• **THE PROBLEM**: Output the records below without any changes, starting with the line that contains "toc-entry [86, 1124, 871, 1192]" and continuing through the line that contains "toc-page-number: 96 [844, 379, 871, 409]".

(Element and region data)
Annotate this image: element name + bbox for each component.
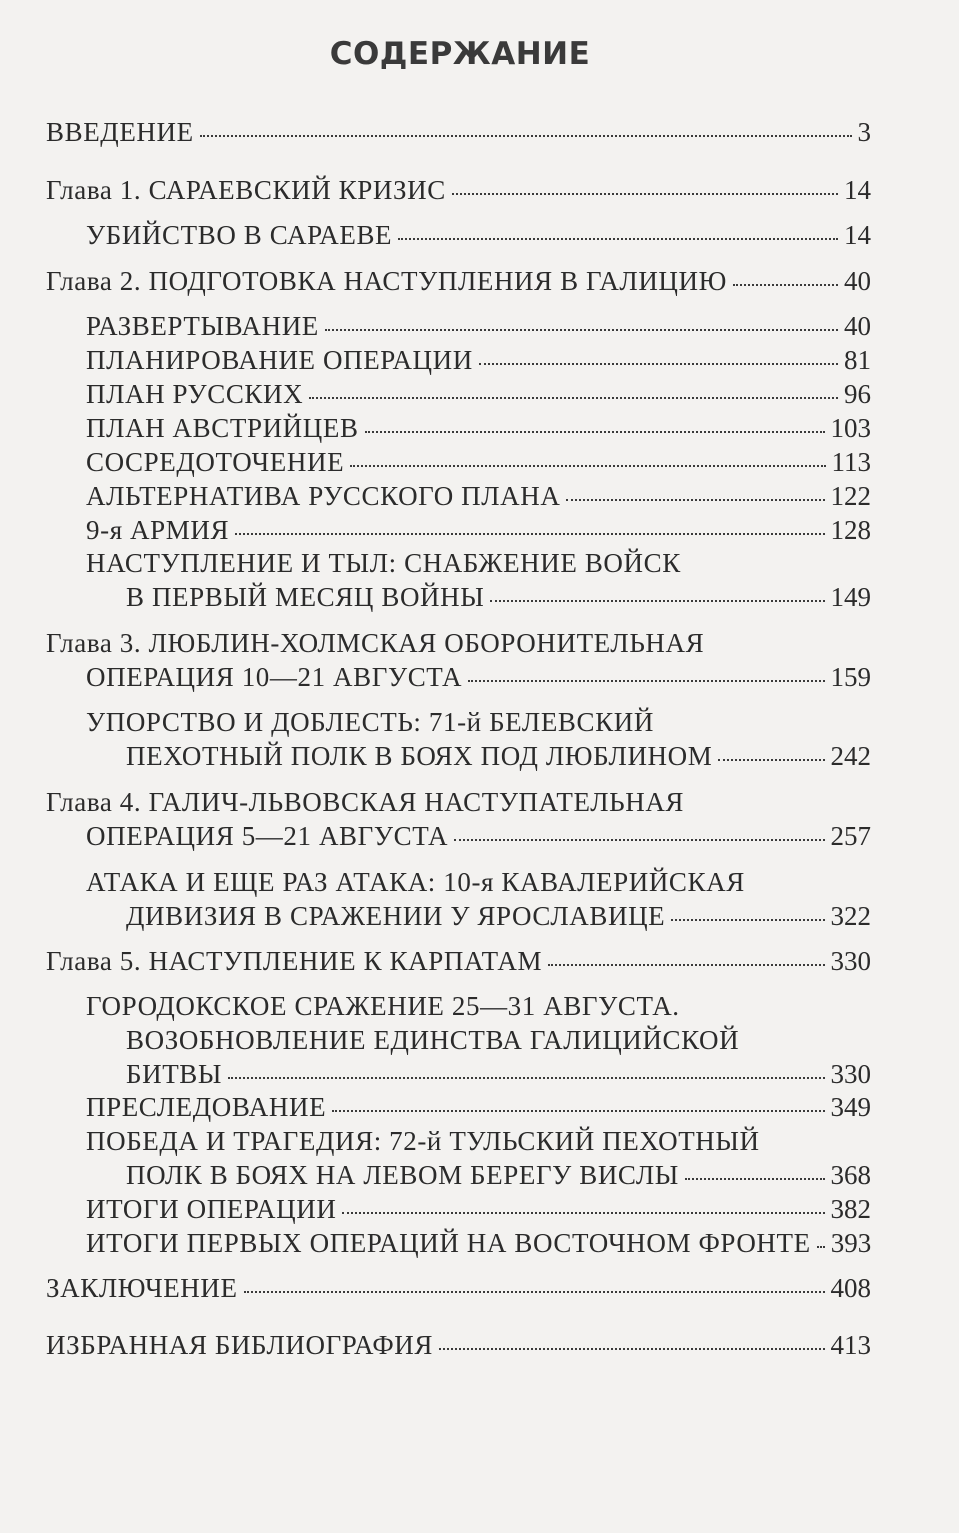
toc-entry [86, 1124, 871, 1192]
toc-entry-title: ПЛАНИРОВАНИЕ ОПЕРАЦИИ [86, 345, 473, 375]
toc-entry [86, 1226, 871, 1260]
toc-page-number: 242 [830, 741, 871, 771]
toc-entry-title: ПЛАН АВСТРИЙЦЕВ [86, 413, 359, 443]
toc-page-number: 128 [830, 515, 871, 545]
toc-entry [46, 264, 871, 298]
toc-page-number: 330 [830, 1059, 871, 1089]
toc-entry-title: ИЗБРАННАЯ БИБЛИОГРАФИЯ [46, 1330, 433, 1360]
dot-leader [398, 238, 838, 240]
toc-page-number: 81 [844, 345, 871, 375]
toc-page-number: 257 [830, 821, 871, 851]
toc-entry [46, 173, 871, 207]
toc-page-number: 96 [844, 379, 871, 409]
toc-entry-title: УБИЙСТВО В САРАЕВЕ [86, 220, 393, 250]
toc-entry-title: ЗАКЛЮЧЕНИЕ [46, 1273, 238, 1303]
toc-entry-title: Глава 2. ПОДГОТОВКА НАСТУПЛЕНИЯ В ГАЛИЦИЮ [46, 266, 727, 296]
toc-page-number: 14 [844, 220, 871, 250]
toc-page-number: 322 [830, 901, 871, 931]
toc-page-number: 3 [857, 117, 871, 147]
dot-leader [235, 533, 824, 535]
dot-leader [200, 135, 852, 137]
toc-entry [86, 865, 871, 933]
toc-entry-title: НАСТУПЛЕНИЕ И ТЫЛ: СНАБЖЕНИЕ ВОЙСК [86, 548, 681, 578]
dot-leader [439, 1348, 825, 1350]
dot-leader [244, 1291, 825, 1293]
toc-entry [86, 479, 871, 513]
toc-entry-title: ГОРОДОКСКОЕ СРАЖЕНИЕ 25—31 АВГУСТА. [86, 991, 680, 1021]
toc-entry-title: АТАКА И ЕЩЕ РАЗ АТАКА: 10-я КАВАЛЕРИЙСКАЯ [86, 867, 745, 897]
toc-entry [86, 513, 871, 547]
toc-entry-title: ПОЛК В БОЯХ НА ЛЕВОМ БЕРЕГУ ВИСЛЫ [126, 1160, 679, 1190]
toc-entry [86, 1192, 871, 1226]
toc-page-number: 330 [830, 946, 871, 976]
toc-page-number: 122 [830, 481, 871, 511]
toc-page-number: 349 [830, 1092, 871, 1122]
toc-entry-title: Глава 3. ЛЮБЛИН-ХОЛМСКАЯ ОБОРОНИТЕЛЬНАЯ [46, 628, 705, 658]
toc-entry-title: Глава 1. САРАЕВСКИЙ КРИЗИС [46, 175, 446, 205]
toc-entry [46, 944, 871, 978]
toc-entry-title: Глава 5. НАСТУПЛЕНИЕ К КАРПАТАМ [46, 946, 543, 976]
toc-entry [86, 989, 871, 1091]
dot-leader [685, 1178, 825, 1180]
toc-page-number: 149 [830, 582, 871, 612]
dot-leader [468, 680, 824, 682]
toc-entry-title: ПОБЕДА И ТРАГЕДИЯ: 72-й ТУЛЬСКИЙ ПЕХОТНЫЙ [86, 1126, 760, 1156]
dot-leader [548, 964, 824, 966]
toc-entry-title: АЛЬТЕРНАТИВА РУССКОГО ПЛАНА [86, 481, 561, 511]
toc-entry [46, 115, 871, 149]
toc-entry-title: ОПЕРАЦИЯ 10—21 АВГУСТА [86, 662, 463, 692]
toc-entry-title: ПЛАН РУССКИХ [86, 379, 304, 409]
dot-leader [817, 1246, 825, 1248]
toc-page-number: 14 [844, 175, 871, 205]
dot-leader [309, 397, 838, 399]
dot-leader [332, 1110, 824, 1112]
toc-entry-title: ВВЕДЕНИЕ [46, 117, 194, 147]
toc-entry-title: ОПЕРАЦИЯ 5—21 АВГУСТА [86, 821, 449, 851]
toc-entry [86, 1090, 871, 1124]
dot-leader [479, 363, 838, 365]
toc-entry-title: УПОРСТВО И ДОБЛЕСТЬ: 71-й БЕЛЕВСКИЙ [86, 707, 654, 737]
toc-page-number: 382 [830, 1194, 871, 1224]
toc-entry-title: 9-я АРМИЯ [86, 515, 230, 545]
toc-entry [86, 377, 871, 411]
dot-leader [490, 600, 824, 602]
toc-entry [86, 546, 871, 614]
toc-entry-title: ПРЕСЛЕДОВАНИЕ [86, 1092, 327, 1122]
dot-leader [733, 284, 838, 286]
toc-entry [46, 1328, 871, 1362]
toc-entry-title: ИТОГИ ОПЕРАЦИИ [86, 1194, 337, 1224]
toc-entry-title: Глава 4. ГАЛИЧ-ЛЬВОВСКАЯ НАСТУПАТЕЛЬНАЯ [46, 787, 685, 817]
toc-entry-title: ДИВИЗИЯ В СРАЖЕНИИ У ЯРОСЛАВИЦЕ [126, 901, 666, 931]
toc-entry [46, 626, 871, 694]
dot-leader [454, 839, 824, 841]
toc-entry-title: ИТОГИ ПЕРВЫХ ОПЕРАЦИЙ НА ВОСТОЧНОМ ФРОНТЕ [86, 1228, 811, 1258]
toc-entry [86, 309, 871, 343]
toc-page-number: 413 [830, 1330, 871, 1360]
toc-page-number: 159 [830, 662, 871, 692]
toc-page-number: 368 [830, 1160, 871, 1190]
toc-entry [86, 343, 871, 377]
toc-entry-title: ВОЗОБНОВЛЕНИЕ ЕДИНСТВА ГАЛИЦИЙСКОЙ [126, 1025, 740, 1055]
toc-entry [46, 1271, 871, 1305]
toc-entry-title: ПЕХОТНЫЙ ПОЛК В БОЯХ ПОД ЛЮБЛИНОМ [126, 741, 713, 771]
toc-entry-title: В ПЕРВЫЙ МЕСЯЦ ВОЙНЫ [126, 582, 485, 612]
dot-leader [452, 193, 838, 195]
toc-entry [86, 705, 871, 773]
toc-page-number: 40 [844, 266, 871, 296]
dot-leader [671, 919, 824, 921]
toc-entry [86, 411, 871, 445]
toc-entry-title: БИТВЫ [126, 1059, 223, 1089]
toc-page-number: 40 [844, 311, 871, 341]
toc-page-number: 408 [830, 1273, 871, 1303]
dot-leader [228, 1077, 824, 1079]
toc-page-number: 103 [830, 413, 871, 443]
dot-leader [342, 1212, 824, 1214]
toc-page-number: 113 [831, 447, 871, 477]
toc-entry [46, 785, 871, 853]
toc-entry [86, 445, 871, 479]
page-title: СОДЕРЖАНИЕ [329, 36, 591, 72]
dot-leader [325, 329, 838, 331]
dot-leader [350, 465, 825, 467]
toc-entry [86, 218, 871, 252]
dot-leader [365, 431, 825, 433]
toc-entry-title: СОСРЕДОТОЧЕНИЕ [86, 447, 345, 477]
dot-leader [566, 499, 824, 501]
toc-entry-title: РАЗВЕРТЫВАНИЕ [86, 311, 319, 341]
dot-leader [718, 759, 824, 761]
toc-page-number: 393 [830, 1228, 872, 1258]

• **REPLY TO THE EXERCISE**:
toc-entry [86, 1124, 871, 1192]
toc-entry-title: ПЛАНИРОВАНИЕ ОПЕРАЦИИ [86, 345, 473, 375]
toc-entry [86, 1226, 871, 1260]
toc-page-number: 242 [830, 741, 871, 771]
toc-entry-title: ПЛАН АВСТРИЙЦЕВ [86, 413, 359, 443]
toc-page-number: 128 [830, 515, 871, 545]
toc-entry [46, 264, 871, 298]
toc-page-number: 330 [830, 1059, 871, 1089]
toc-entry-title: ИЗБРАННАЯ БИБЛИОГРАФИЯ [46, 1330, 433, 1360]
dot-leader [398, 238, 838, 240]
toc-page-number: 81 [844, 345, 871, 375]
toc-page-number: 257 [830, 821, 871, 851]
toc-entry [46, 173, 871, 207]
toc-page-number: 96 [844, 379, 871, 409]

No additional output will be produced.